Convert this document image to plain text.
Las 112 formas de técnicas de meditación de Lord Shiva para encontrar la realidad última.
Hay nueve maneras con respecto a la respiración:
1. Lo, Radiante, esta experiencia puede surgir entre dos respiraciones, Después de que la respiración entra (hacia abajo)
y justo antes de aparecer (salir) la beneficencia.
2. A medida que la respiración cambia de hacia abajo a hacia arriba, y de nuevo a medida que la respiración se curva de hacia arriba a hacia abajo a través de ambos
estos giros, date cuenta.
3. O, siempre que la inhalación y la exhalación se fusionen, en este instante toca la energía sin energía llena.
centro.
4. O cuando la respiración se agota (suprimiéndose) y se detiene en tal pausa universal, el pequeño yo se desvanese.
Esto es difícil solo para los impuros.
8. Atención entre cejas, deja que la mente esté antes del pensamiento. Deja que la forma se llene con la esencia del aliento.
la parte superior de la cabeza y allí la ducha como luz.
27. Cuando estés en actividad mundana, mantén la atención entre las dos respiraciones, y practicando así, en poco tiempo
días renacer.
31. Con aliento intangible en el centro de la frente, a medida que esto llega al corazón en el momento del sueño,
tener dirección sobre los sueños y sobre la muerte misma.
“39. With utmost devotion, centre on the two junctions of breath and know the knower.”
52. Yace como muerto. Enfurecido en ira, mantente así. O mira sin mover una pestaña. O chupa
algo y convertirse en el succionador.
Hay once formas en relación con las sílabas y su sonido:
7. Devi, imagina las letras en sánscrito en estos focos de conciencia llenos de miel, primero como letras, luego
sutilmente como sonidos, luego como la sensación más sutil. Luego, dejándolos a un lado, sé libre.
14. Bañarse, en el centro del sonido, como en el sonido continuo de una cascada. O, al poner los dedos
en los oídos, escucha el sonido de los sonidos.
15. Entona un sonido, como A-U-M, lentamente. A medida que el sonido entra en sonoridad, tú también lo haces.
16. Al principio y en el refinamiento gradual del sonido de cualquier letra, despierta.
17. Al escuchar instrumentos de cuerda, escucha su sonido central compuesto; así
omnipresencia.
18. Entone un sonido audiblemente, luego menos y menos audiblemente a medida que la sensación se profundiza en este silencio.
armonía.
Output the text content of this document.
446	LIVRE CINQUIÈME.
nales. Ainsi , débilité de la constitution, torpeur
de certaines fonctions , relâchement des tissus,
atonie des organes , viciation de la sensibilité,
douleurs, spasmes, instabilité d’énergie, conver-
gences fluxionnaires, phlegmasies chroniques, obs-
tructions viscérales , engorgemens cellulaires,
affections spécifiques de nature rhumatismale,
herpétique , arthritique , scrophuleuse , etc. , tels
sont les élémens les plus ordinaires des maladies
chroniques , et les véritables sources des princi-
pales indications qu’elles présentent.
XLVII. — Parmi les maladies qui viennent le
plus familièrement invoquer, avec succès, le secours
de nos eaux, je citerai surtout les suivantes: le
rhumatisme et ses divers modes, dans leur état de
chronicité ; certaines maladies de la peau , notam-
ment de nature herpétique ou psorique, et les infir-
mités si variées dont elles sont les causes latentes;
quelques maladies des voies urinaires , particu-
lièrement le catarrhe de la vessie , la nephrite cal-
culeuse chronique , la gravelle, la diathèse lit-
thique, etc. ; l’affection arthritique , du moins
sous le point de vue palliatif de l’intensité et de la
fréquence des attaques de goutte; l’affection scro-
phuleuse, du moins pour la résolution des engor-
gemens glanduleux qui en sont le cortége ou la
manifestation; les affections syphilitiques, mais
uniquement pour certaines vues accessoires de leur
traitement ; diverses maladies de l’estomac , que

::::

▸ Required task
Of the lines in the entries above, how many include "plus"? Only the number should be given.

▸ Full output
2